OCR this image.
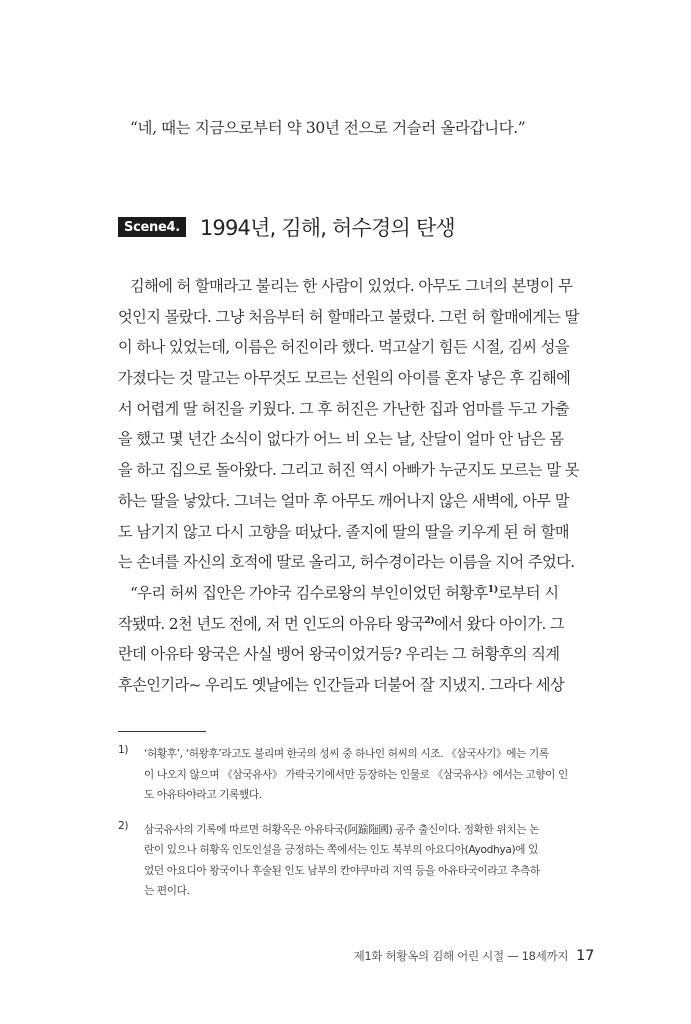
“네, 때는 지금으로부터 약 30년 전으로 거슬러 올라갑니다.”
Scene4. 1994년, 김해, 허수경의 탄생
김해에 허 할매라고 불리는 한 사람이 있었다. 아무도 그녀의 본명이 무
엇인지 몰랐다. 그냥 처음부터 허 할매라고 불렸다. 그런 허 할매에게는 딸
이 하나 있었는데, 이름은 허진이라 했다. 먹고살기 힘든 시절, 김씨 성을
가졌다는 것 말고는 아무것도 모르는 선원의 아이를 혼자 낳은 후 김해에
서 어렵게 딸 허진을 키웠다. 그 후 허진은 가난한 집과 엄마를 두고 가출
을 했고 몇 년간 소식이 없다가 어느 비 오는 날, 산달이 얼마 안 남은 몸
을 하고 집으로 돌아왔다. 그리고 허진 역시 아빠가 누군지도 모르는 말 못
하는 딸을 낳았다. 그녀는 얼마 후 아무도 깨어나지 않은 새벽에, 아무 말
도 남기지 않고 다시 고향을 떠났다. 졸지에 딸의 딸을 키우게 된 허 할매
는 손녀를 자신의 호적에 딸로 올리고, 허수경이라는 이름을 지어 주었다.
“우리 허씨 집안은 가야국 김수로왕의 부인이었던 허황후$^{1)}$로부터 시
작됐따. 2천 년도 전에, 저 먼 인도의 아유타 왕국$^{2)}$에서 왔다 아이가. 그
란데 아유타 왕국은 사실 뱅어 왕국이었거등? 우리는 그 허황후의 직계
후손인기라~ 우리도 옛날에는 인간들과 더불어 잘 지냈지. 그라다 세상
1) ‘허황후’, ‘허왕후’라고도 불리며 한국의 성씨 중 하나인 허씨의 시조. 《삼국사기》에는 기록
이 나오지 않으며 《삼국유사》 가락국기에서만 등장하는 인물로 《삼국유사》에서는 고향이 인
도 아유타야라고 기록했다.
2) 삼국유사의 기록에 따르면 허황옥은 아유타국(阿踰陁國) 공주 출신이다. 정확한 위치는 논
란이 있으나 허황옥 인도인설을 긍정하는 쪽에서는 인도 북부의 아요디아(Ayodhya)에 있
었던 아요디아 왕국이나 후술된 인도 남부의 칸야쿠마리 지역 등을 아유타국이라고 추측하
는 편이다.
제1화 허황옥의 김해 어린 시절 — 18세까지 17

Job:
Above is a listing; report how many of its lines include the word "할매라고", giving the number only.

Reply:
2